[Opening Input records section]

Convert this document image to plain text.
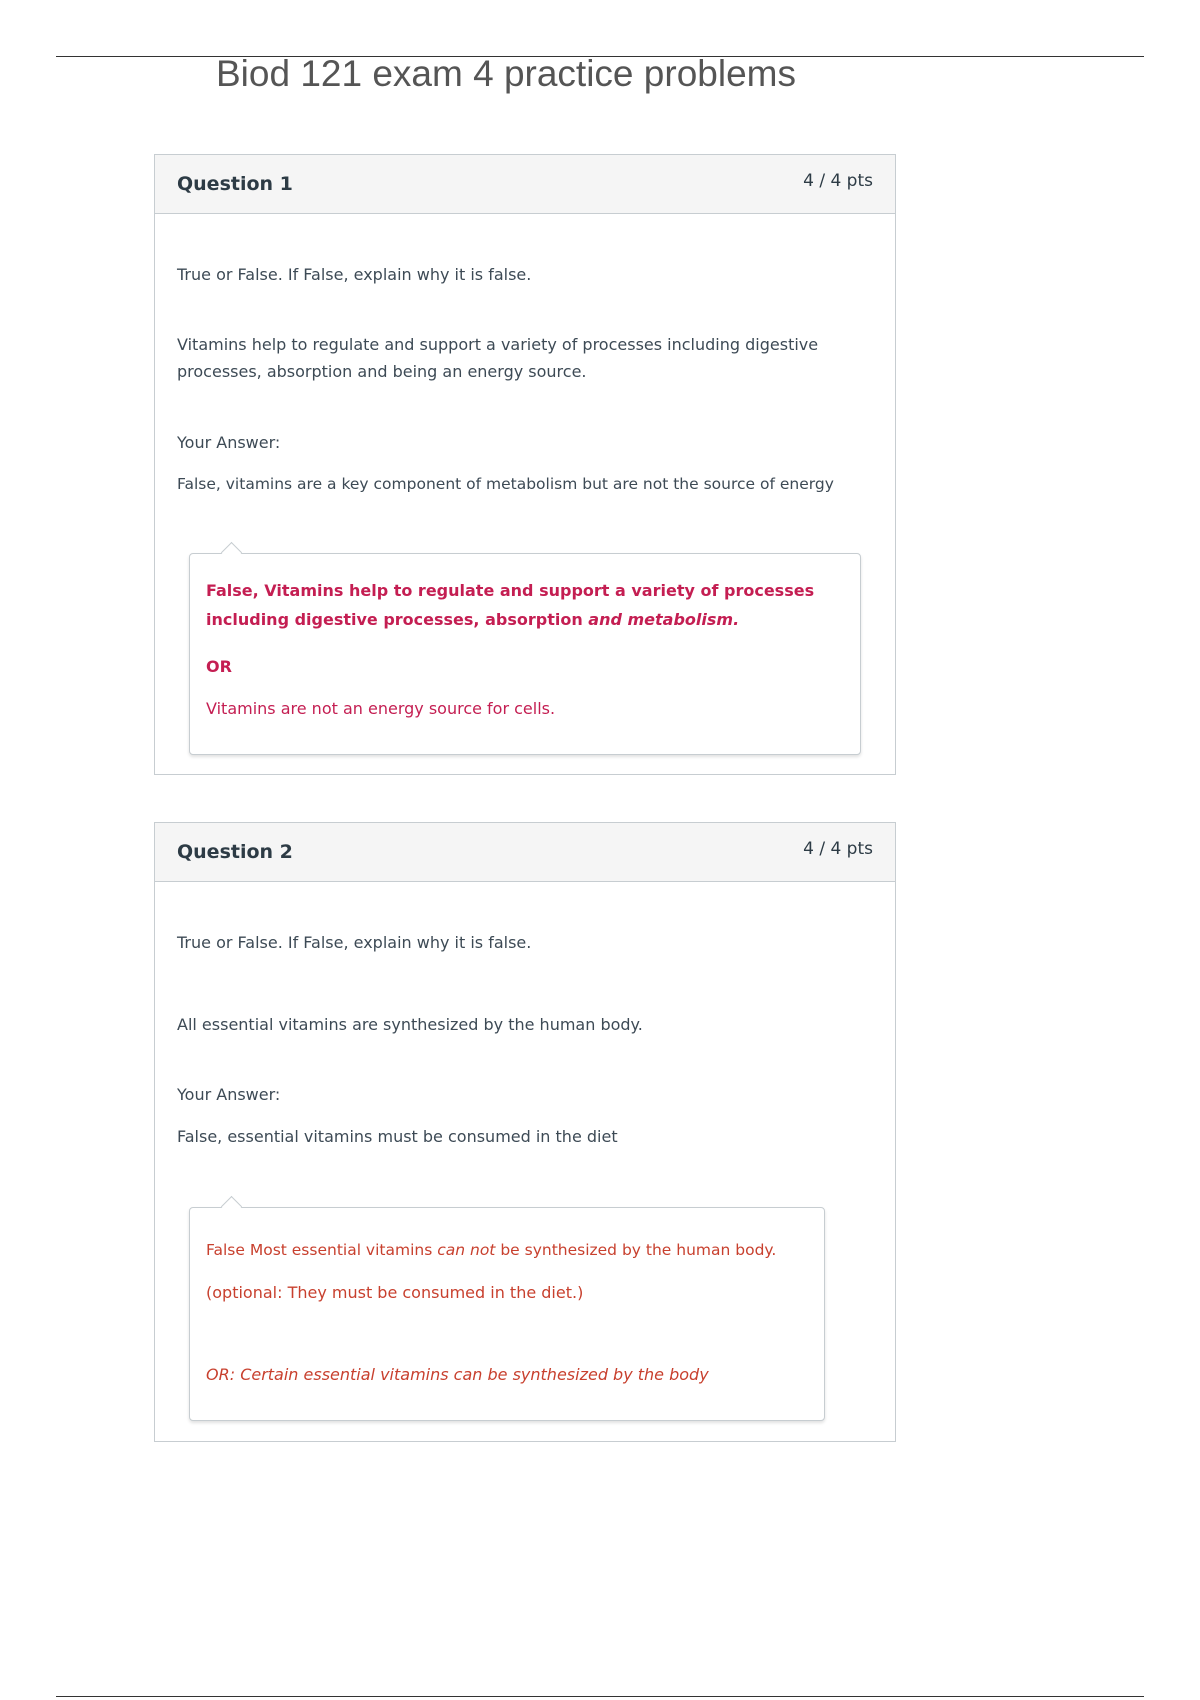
Biod 121 exam 4 practice problems
Question 1	4 / 4 pts

True or False. If False, explain why it is false.

Vitamins help to regulate and support a variety of processes including digestive processes, absorption and being an energy source.

Your Answer:

False, vitamins are a key component of metabolism but are not the source of energy

False, Vitamins help to regulate and support a variety of processes including digestive processes, absorption and metabolism.

OR

Vitamins are not an energy source for cells.

Question 2	4 / 4 pts

True or False. If False, explain why it is false.

All essential vitamins are synthesized by the human body.

Your Answer:

False, essential vitamins must be consumed in the diet

False Most essential vitamins can not be synthesized by the human body.

(optional: They must be consumed in the diet.)

OR: Certain essential vitamins can be synthesized by the body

[Closing Input records section]

Task statement: Send back every line above exactly, skipping all pictures.

Result of the task:
Convert this document image to plain text.
Biod 121 exam 4 practice problems
Question 1	4 / 4 pts

True or False. If False, explain why it is false.

Vitamins help to regulate and support a variety of processes including digestive processes, absorption and being an energy source.

Your Answer:

False, vitamins are a key component of metabolism but are not the source of energy

False, Vitamins help to regulate and support a variety of processes including digestive processes, absorption and metabolism.

OR

Vitamins are not an energy source for cells.

Question 2	4 / 4 pts

True or False. If False, explain why it is false.

All essential vitamins are synthesized by the human body.

Your Answer:

False, essential vitamins must be consumed in the diet

False Most essential vitamins can not be synthesized by the human body.

(optional: They must be consumed in the diet.)

OR: Certain essential vitamins can be synthesized by the body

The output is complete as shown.